[Extracted data entries]
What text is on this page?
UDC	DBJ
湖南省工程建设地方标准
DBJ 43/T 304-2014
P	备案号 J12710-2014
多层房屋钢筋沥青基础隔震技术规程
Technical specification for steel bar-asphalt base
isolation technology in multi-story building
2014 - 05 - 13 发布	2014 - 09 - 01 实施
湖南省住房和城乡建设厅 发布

Exercise aim | Write out all of the records above exactly as they appear.

Solution to this task |
What text is on this page?
UDC	DBJ
湖南省工程建设地方标准
DBJ 43/T 304-2014
P	备案号 J12710-2014
多层房屋钢筋沥青基础隔震技术规程
Technical specification for steel bar-asphalt base
isolation technology in multi-story building
2014 - 05 - 13 发布	2014 - 09 - 01 实施
湖南省住房和城乡建设厅 发布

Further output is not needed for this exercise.